▶ _TASK DESCRIPTION_
Return the records exactly as they are.

▶ _GIVEN RECORDS_
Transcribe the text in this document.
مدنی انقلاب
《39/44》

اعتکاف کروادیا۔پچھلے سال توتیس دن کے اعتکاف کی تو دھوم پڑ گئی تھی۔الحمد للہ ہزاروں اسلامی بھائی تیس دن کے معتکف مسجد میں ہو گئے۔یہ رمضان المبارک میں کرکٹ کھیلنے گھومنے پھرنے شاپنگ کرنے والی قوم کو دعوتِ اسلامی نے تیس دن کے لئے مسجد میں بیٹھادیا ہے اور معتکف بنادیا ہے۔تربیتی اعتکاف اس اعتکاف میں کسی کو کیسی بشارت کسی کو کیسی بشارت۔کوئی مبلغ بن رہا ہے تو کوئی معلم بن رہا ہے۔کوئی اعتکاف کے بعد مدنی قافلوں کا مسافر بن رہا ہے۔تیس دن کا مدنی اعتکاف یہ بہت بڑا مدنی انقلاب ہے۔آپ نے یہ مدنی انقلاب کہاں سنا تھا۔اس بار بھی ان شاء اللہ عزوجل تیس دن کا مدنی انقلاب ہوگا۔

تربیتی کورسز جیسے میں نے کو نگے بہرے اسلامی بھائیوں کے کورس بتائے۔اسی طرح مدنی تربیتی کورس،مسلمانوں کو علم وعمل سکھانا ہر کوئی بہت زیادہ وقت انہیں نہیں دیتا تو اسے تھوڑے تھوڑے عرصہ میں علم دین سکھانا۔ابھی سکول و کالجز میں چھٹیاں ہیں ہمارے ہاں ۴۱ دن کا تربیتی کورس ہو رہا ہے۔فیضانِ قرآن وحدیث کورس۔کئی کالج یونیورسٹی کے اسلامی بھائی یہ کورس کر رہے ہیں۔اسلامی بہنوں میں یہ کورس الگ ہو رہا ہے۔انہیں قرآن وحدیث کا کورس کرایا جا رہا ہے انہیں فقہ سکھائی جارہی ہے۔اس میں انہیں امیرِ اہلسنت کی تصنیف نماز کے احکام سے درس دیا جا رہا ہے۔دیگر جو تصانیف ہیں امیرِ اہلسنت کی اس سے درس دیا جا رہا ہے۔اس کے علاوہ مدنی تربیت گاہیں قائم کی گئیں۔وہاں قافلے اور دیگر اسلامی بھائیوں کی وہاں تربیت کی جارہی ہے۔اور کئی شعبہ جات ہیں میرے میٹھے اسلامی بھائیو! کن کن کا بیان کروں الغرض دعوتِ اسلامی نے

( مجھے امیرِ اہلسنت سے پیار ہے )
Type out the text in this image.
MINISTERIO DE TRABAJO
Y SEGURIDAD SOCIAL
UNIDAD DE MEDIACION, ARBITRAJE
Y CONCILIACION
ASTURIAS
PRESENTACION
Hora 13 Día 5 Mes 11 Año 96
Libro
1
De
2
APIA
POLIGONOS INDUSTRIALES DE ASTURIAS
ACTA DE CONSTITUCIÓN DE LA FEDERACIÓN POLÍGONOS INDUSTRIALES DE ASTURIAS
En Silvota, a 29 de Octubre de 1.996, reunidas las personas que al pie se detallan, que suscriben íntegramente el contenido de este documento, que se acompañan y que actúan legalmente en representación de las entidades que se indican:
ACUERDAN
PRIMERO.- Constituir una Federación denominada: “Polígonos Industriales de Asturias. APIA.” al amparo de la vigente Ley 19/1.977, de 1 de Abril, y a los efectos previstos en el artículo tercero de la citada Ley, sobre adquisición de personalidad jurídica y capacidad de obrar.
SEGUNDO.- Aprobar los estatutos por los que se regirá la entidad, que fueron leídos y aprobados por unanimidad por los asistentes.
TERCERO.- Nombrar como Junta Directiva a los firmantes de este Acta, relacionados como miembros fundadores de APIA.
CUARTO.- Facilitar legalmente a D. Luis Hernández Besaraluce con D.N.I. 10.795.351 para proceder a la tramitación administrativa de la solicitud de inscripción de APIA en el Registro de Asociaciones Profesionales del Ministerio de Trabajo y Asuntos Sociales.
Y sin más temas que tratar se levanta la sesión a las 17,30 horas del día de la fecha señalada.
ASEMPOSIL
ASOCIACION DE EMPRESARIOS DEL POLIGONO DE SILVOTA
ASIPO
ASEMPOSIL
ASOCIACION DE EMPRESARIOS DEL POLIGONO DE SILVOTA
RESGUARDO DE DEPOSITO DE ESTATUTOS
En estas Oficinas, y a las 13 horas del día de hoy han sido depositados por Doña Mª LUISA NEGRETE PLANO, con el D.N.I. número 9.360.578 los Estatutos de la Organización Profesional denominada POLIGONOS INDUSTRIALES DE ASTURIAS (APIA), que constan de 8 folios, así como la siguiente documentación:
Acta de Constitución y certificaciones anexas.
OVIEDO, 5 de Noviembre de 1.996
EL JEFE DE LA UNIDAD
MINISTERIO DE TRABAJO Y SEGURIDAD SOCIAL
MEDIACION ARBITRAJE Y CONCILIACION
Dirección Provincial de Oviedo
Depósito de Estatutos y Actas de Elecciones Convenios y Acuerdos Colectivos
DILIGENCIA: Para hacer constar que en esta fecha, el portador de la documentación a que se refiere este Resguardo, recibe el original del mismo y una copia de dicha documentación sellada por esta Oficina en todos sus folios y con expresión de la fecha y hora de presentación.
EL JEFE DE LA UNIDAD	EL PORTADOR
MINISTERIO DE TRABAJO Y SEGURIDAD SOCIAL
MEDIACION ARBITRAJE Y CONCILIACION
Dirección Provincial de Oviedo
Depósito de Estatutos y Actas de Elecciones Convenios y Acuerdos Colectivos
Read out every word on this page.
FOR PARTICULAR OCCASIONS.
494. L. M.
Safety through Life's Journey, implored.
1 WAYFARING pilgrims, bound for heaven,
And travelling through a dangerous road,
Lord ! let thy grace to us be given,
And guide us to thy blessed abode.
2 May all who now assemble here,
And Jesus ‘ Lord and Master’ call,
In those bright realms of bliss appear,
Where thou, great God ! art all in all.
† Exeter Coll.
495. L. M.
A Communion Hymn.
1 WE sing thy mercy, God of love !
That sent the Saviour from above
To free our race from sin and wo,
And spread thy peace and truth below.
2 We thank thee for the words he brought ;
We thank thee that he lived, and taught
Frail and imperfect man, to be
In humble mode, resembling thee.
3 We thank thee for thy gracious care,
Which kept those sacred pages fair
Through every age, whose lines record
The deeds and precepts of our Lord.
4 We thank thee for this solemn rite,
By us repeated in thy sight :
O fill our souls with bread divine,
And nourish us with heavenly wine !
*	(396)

▶ _FULL SOLUTION_
Transcribe the text in this document.
مدنی انقلاب
《39/44》

اعتکاف کروادیا۔پچھلے سال توتیس دن کے اعتکاف کی تو دھوم پڑ گئی تھی۔الحمد للہ ہزاروں اسلامی بھائی تیس دن کے معتکف مسجد میں ہو گئے۔یہ رمضان المبارک میں کرکٹ کھیلنے گھومنے پھرنے شاپنگ کرنے والی قوم کو دعوتِ اسلامی نے تیس دن کے لئے مسجد میں بیٹھادیا ہے اور معتکف بنادیا ہے۔تربیتی اعتکاف اس اعتکاف میں کسی کو کیسی بشارت کسی کو کیسی بشارت۔کوئی مبلغ بن رہا ہے تو کوئی معلم بن رہا ہے۔کوئی اعتکاف کے بعد مدنی قافلوں کا مسافر بن رہا ہے۔تیس دن کا مدنی اعتکاف یہ بہت بڑا مدنی انقلاب ہے۔آپ نے یہ مدنی انقلاب کہاں سنا تھا۔اس بار بھی ان شاء اللہ عزوجل تیس دن کا مدنی انقلاب ہوگا۔

تربیتی کورسز جیسے میں نے کو نگے بہرے اسلامی بھائیوں کے کورس بتائے۔اسی طرح مدنی تربیتی کورس،مسلمانوں کو علم وعمل سکھانا ہر کوئی بہت زیادہ وقت انہیں نہیں دیتا تو اسے تھوڑے تھوڑے عرصہ میں علم دین سکھانا۔ابھی سکول و کالجز میں چھٹیاں ہیں ہمارے ہاں ۴۱ دن کا تربیتی کورس ہو رہا ہے۔فیضانِ قرآن وحدیث کورس۔کئی کالج یونیورسٹی کے اسلامی بھائی یہ کورس کر رہے ہیں۔اسلامی بہنوں میں یہ کورس الگ ہو رہا ہے۔انہیں قرآن وحدیث کا کورس کرایا جا رہا ہے انہیں فقہ سکھائی جارہی ہے۔اس میں انہیں امیرِ اہلسنت کی تصنیف نماز کے احکام سے درس دیا جا رہا ہے۔دیگر جو تصانیف ہیں امیرِ اہلسنت کی اس سے درس دیا جا رہا ہے۔اس کے علاوہ مدنی تربیت گاہیں قائم کی گئیں۔وہاں قافلے اور دیگر اسلامی بھائیوں کی وہاں تربیت کی جارہی ہے۔اور کئی شعبہ جات ہیں میرے میٹھے اسلامی بھائیو! کن کن کا بیان کروں الغرض دعوتِ اسلامی نے

( مجھے امیرِ اہلسنت سے پیار ہے )
Type out the text in this image.
MINISTERIO DE TRABAJO
Y SEGURIDAD SOCIAL
UNIDAD DE MEDIACION, ARBITRAJE
Y CONCILIACION
ASTURIAS
PRESENTACION
Hora 13 Día 5 Mes 11 Año 96
Libro
1
De
2
APIA
POLIGONOS INDUSTRIALES DE ASTURIAS
ACTA DE CONSTITUCIÓN DE LA FEDERACIÓN POLÍGONOS INDUSTRIALES DE ASTURIAS
En Silvota, a 29 de Octubre de 1.996, reunidas las personas que al pie se detallan, que suscriben íntegramente el contenido de este documento, que se acompañan y que actúan legalmente en representación de las entidades que se indican:
ACUERDAN
PRIMERO.- Constituir una Federación denominada: “Polígonos Industriales de Asturias. APIA.” al amparo de la vigente Ley 19/1.977, de 1 de Abril, y a los efectos previstos en el artículo tercero de la citada Ley, sobre adquisición de personalidad jurídica y capacidad de obrar.
SEGUNDO.- Aprobar los estatutos por los que se regirá la entidad, que fueron leídos y aprobados por unanimidad por los asistentes.
TERCERO.- Nombrar como Junta Directiva a los firmantes de este Acta, relacionados como miembros fundadores de APIA.
CUARTO.- Facilitar legalmente a D. Luis Hernández Besaraluce con D.N.I. 10.795.351 para proceder a la tramitación administrativa de la solicitud de inscripción de APIA en el Registro de Asociaciones Profesionales del Ministerio de Trabajo y Asuntos Sociales.
Y sin más temas que tratar se levanta la sesión a las 17,30 horas del día de la fecha señalada.
ASEMPOSIL
ASOCIACION DE EMPRESARIOS DEL POLIGONO DE SILVOTA
ASIPO
ASEMPOSIL
ASOCIACION DE EMPRESARIOS DEL POLIGONO DE SILVOTA
RESGUARDO DE DEPOSITO DE ESTATUTOS
En estas Oficinas, y a las 13 horas del día de hoy han sido depositados por Doña Mª LUISA NEGRETE PLANO, con el D.N.I. número 9.360.578 los Estatutos de la Organización Profesional denominada POLIGONOS INDUSTRIALES DE ASTURIAS (APIA), que constan de 8 folios, así como la siguiente documentación:
Acta de Constitución y certificaciones anexas.
OVIEDO, 5 de Noviembre de 1.996
EL JEFE DE LA UNIDAD
MINISTERIO DE TRABAJO Y SEGURIDAD SOCIAL
MEDIACION ARBITRAJE Y CONCILIACION
Dirección Provincial de Oviedo
Depósito de Estatutos y Actas de Elecciones Convenios y Acuerdos Colectivos
DILIGENCIA: Para hacer constar que en esta fecha, el portador de la documentación a que se refiere este Resguardo, recibe el original del mismo y una copia de dicha documentación sellada por esta Oficina en todos sus folios y con expresión de la fecha y hora de presentación.
EL JEFE DE LA UNIDAD	EL PORTADOR
MINISTERIO DE TRABAJO Y SEGURIDAD SOCIAL
MEDIACION ARBITRAJE Y CONCILIACION
Dirección Provincial de Oviedo
Depósito de Estatutos y Actas de Elecciones Convenios y Acuerdos Colectivos
Read out every word on this page.
FOR PARTICULAR OCCASIONS.
494. L. M.
Safety through Life's Journey, implored.
1 WAYFARING pilgrims, bound for heaven,
And travelling through a dangerous road,
Lord ! let thy grace to us be given,
And guide us to thy blessed abode.
2 May all who now assemble here,
And Jesus ‘ Lord and Master’ call,
In those bright realms of bliss appear,
Where thou, great God ! art all in all.
† Exeter Coll.
495. L. M.
A Communion Hymn.
1 WE sing thy mercy, God of love !
That sent the Saviour from above
To free our race from sin and wo,
And spread thy peace and truth below.
2 We thank thee for the words he brought ;
We thank thee that he lived, and taught
Frail and imperfect man, to be
In humble mode, resembling thee.
3 We thank thee for thy gracious care,
Which kept those sacred pages fair
Through every age, whose lines record
The deeds and precepts of our Lord.
4 We thank thee for this solemn rite,
By us repeated in thy sight :
O fill our souls with bread divine,
And nourish us with heavenly wine !
*	(396)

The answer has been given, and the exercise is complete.